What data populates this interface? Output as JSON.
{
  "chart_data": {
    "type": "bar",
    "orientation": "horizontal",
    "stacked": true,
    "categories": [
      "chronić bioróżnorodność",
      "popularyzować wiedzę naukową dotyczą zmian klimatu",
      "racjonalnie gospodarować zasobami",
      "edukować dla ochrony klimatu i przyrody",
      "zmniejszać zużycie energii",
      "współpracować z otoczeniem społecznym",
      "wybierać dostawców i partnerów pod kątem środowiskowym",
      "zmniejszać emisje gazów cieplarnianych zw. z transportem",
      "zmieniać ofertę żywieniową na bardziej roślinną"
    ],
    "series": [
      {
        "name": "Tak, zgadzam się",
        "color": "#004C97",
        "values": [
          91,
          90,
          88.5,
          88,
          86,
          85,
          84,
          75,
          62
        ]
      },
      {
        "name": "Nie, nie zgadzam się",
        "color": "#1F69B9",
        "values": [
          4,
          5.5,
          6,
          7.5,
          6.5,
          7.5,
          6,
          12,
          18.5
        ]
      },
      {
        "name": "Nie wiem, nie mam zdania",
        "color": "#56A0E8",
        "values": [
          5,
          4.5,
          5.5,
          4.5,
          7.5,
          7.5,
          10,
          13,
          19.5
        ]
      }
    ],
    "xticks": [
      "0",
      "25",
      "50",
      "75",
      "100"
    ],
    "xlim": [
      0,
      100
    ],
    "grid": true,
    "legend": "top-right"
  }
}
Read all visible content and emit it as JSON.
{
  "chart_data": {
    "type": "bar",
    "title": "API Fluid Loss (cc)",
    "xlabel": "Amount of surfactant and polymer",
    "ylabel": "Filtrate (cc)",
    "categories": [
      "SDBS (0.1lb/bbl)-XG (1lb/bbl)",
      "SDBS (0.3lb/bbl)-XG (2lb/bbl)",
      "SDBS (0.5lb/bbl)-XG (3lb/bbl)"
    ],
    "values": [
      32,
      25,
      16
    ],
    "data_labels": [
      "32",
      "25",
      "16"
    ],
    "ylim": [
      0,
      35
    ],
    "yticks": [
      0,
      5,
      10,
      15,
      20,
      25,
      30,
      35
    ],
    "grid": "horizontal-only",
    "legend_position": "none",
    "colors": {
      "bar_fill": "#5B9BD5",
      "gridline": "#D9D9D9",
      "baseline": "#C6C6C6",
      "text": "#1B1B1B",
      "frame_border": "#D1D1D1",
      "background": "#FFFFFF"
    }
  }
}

To be done |
Every line from the one containing "Read all visible content and emit it as JSON." through the end of the entries above must be echoed exactly, with both ends kept.

Complete output |
Read all visible content and emit it as JSON.
{
  "chart_data": {
    "type": "bar",
    "title": "API Fluid Loss (cc)",
    "xlabel": "Amount of surfactant and polymer",
    "ylabel": "Filtrate (cc)",
    "categories": [
      "SDBS (0.1lb/bbl)-XG (1lb/bbl)",
      "SDBS (0.3lb/bbl)-XG (2lb/bbl)",
      "SDBS (0.5lb/bbl)-XG (3lb/bbl)"
    ],
    "values": [
      32,
      25,
      16
    ],
    "data_labels": [
      "32",
      "25",
      "16"
    ],
    "ylim": [
      0,
      35
    ],
    "yticks": [
      0,
      5,
      10,
      15,
      20,
      25,
      30,
      35
    ],
    "grid": "horizontal-only",
    "legend_position": "none",
    "colors": {
      "bar_fill": "#5B9BD5",
      "gridline": "#D9D9D9",
      "baseline": "#C6C6C6",
      "text": "#1B1B1B",
      "frame_border": "#D1D1D1",
      "background": "#FFFFFF"
    }
  }
}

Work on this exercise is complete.